━━ Records supplied

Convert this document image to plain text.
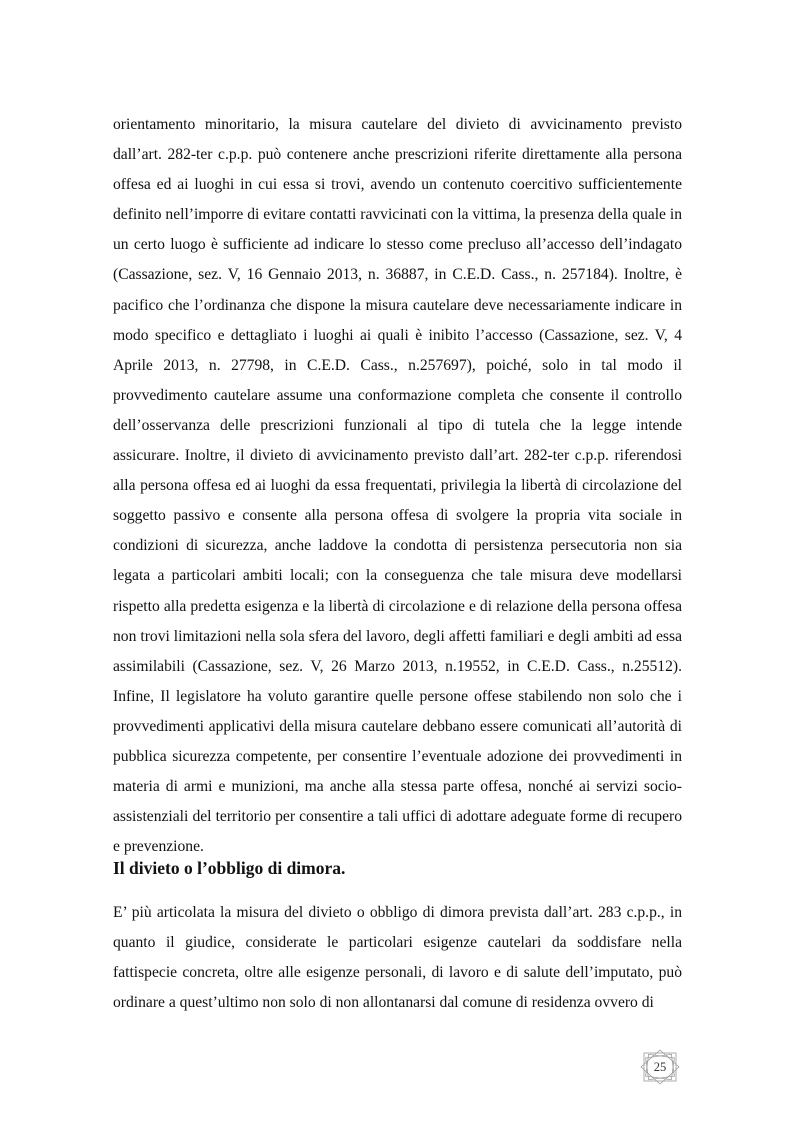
orientamento minoritario, la misura cautelare del divieto di avvicinamento previsto dall’art. 282-ter c.p.p. può contenere anche prescrizioni riferite direttamente alla persona offesa ed ai luoghi in cui essa si trovi, avendo un contenuto coercitivo sufficientemente definito nell’imporre di evitare contatti ravvicinati con la vittima, la presenza della quale in un certo luogo è sufficiente ad indicare lo stesso come precluso all’accesso dell’indagato (Cassazione, sez. V, 16 Gennaio 2013, n. 36887, in C.E.D. Cass., n. 257184). Inoltre, è pacifico che l’ordinanza che dispone la misura cautelare deve necessariamente indicare in modo specifico e dettagliato i luoghi ai quali è inibito l’accesso (Cassazione, sez. V, 4 Aprile 2013, n. 27798, in C.E.D. Cass., n.257697), poiché, solo in tal modo il provvedimento cautelare assume una conformazione completa che consente il controllo dell’osservanza delle prescrizioni funzionali al tipo di tutela che la legge intende assicurare. Inoltre, il divieto di avvicinamento previsto dall’art. 282-ter c.p.p. riferendosi alla persona offesa ed ai luoghi da essa frequentati, privilegia la libertà di circolazione del soggetto passivo e consente alla persona offesa di svolgere la propria vita sociale in condizioni di sicurezza, anche laddove la condotta di persistenza persecutoria non sia legata a particolari ambiti locali; con la conseguenza che tale misura deve modellarsi rispetto alla predetta esigenza e la libertà di circolazione e di relazione della persona offesa non trovi limitazioni nella sola sfera del lavoro, degli affetti familiari e degli ambiti ad essa assimilabili (Cassazione, sez. V, 26 Marzo 2013, n.19552, in C.E.D. Cass., n.25512). Infine, Il legislatore ha voluto garantire quelle persone offese stabilendo non solo che i provvedimenti applicativi della misura cautelare debbano essere comunicati all’autorità di pubblica sicurezza competente, per consentire l’eventuale adozione dei provvedimenti in materia di armi e munizioni, ma anche alla stessa parte offesa, nonché ai servizi socio-assistenziali del territorio per consentire a tali uffici di adottare adeguate forme di recupero e prevenzione.

Il divieto o l’obbligo di dimora.

E’ più articolata la misura del divieto o obbligo di dimora prevista dall’art. 283 c.p.p., in quanto il giudice, considerate le particolari esigenze cautelari da soddisfare nella fattispecie concreta, oltre alle esigenze personali, di lavoro e di salute dell’imputato, può ordinare a quest’ultimo non solo di non allontanarsi dal comune di residenza ovvero di

25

━━━━

**Written problem:** Copy out each line in the preceding records that contains "obbligo".

**Exercise response:**
Il divieto o l’obbligo di dimora.
E’ più articolata la misura del divieto o obbligo di dimora prevista dall’art. 283 c.p.p., in quanto il giudice, considerate le particolari esigenze cautelari da soddisfare nella fattispecie concreta, oltre alle esigenze personali, di lavoro e di salute dell’imputato, può ordinare a quest’ultimo non solo di non allontanarsi dal comune di residenza ovvero di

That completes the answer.